(THE TASK) Which lines in the material below contain the word "arcsecs"? Copy each of them.

- - - - -

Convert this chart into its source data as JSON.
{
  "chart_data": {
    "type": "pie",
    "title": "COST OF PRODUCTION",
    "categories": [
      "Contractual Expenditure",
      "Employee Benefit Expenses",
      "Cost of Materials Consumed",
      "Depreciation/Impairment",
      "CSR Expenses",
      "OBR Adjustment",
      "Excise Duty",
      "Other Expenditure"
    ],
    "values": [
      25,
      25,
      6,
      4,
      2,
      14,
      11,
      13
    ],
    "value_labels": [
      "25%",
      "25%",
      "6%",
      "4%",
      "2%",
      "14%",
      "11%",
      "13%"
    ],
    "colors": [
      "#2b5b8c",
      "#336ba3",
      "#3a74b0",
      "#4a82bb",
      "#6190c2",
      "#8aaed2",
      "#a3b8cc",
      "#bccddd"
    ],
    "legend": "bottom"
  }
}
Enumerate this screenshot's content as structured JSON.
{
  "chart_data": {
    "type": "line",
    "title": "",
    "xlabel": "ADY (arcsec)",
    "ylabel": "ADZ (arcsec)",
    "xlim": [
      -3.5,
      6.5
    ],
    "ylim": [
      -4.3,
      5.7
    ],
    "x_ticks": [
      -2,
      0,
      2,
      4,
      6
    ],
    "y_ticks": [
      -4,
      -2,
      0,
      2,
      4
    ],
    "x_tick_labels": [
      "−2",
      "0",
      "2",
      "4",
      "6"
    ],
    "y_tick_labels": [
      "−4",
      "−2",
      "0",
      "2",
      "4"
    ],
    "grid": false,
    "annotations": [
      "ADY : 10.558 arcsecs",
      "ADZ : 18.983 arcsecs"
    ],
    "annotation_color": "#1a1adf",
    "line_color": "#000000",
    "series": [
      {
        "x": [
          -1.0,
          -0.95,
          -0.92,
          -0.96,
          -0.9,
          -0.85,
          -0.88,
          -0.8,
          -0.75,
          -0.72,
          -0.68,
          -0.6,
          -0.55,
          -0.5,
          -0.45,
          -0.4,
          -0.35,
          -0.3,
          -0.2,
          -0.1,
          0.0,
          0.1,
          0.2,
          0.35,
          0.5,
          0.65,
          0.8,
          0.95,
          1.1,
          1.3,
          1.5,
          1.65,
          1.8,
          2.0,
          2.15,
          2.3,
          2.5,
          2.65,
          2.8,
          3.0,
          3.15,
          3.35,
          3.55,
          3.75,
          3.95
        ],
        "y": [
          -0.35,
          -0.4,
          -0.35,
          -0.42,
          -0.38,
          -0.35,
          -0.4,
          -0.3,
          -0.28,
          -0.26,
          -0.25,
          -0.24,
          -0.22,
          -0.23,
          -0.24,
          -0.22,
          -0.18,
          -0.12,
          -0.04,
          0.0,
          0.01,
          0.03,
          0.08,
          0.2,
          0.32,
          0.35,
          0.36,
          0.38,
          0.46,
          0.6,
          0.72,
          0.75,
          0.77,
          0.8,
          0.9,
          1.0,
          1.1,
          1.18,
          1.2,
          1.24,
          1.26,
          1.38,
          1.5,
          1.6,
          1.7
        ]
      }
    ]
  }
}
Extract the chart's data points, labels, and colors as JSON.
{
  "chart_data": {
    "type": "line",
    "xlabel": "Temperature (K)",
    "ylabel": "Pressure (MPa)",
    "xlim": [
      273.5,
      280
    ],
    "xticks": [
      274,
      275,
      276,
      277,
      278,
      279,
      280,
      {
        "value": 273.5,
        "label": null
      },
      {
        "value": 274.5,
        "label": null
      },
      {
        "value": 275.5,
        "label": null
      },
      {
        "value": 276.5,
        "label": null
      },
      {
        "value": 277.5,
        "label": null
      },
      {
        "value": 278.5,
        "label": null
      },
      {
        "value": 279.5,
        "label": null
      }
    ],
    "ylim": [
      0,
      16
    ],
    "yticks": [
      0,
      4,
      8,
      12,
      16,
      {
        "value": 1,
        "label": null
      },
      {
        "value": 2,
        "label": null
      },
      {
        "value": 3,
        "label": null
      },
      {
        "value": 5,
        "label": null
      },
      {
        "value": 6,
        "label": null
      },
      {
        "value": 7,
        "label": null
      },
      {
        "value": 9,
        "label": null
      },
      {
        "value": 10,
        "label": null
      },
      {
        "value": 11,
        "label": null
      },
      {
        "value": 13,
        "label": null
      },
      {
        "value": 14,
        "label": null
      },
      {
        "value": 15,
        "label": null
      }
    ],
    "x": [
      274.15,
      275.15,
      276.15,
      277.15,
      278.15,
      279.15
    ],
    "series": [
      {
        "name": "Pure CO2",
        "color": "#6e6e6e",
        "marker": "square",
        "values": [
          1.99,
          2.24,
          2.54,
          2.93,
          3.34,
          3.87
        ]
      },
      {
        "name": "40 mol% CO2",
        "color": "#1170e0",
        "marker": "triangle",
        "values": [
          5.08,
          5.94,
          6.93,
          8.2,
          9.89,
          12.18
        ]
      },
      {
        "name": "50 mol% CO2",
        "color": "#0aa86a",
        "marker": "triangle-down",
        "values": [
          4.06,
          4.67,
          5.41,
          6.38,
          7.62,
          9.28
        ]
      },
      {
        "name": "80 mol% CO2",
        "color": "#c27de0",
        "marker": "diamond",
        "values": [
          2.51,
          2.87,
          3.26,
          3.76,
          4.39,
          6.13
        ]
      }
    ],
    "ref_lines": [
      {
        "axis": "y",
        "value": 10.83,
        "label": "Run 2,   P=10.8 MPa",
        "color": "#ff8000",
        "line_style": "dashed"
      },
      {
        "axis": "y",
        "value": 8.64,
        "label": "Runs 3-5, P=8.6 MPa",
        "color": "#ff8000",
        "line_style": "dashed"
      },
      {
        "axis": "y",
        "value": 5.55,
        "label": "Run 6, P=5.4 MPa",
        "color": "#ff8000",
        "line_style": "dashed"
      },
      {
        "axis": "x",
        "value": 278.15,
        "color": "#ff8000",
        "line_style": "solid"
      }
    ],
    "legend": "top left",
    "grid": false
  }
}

- - - - -

(FINAL RESULT)
      "ADY : 10.558 arcsecs",
      "ADZ : 18.983 arcsecs"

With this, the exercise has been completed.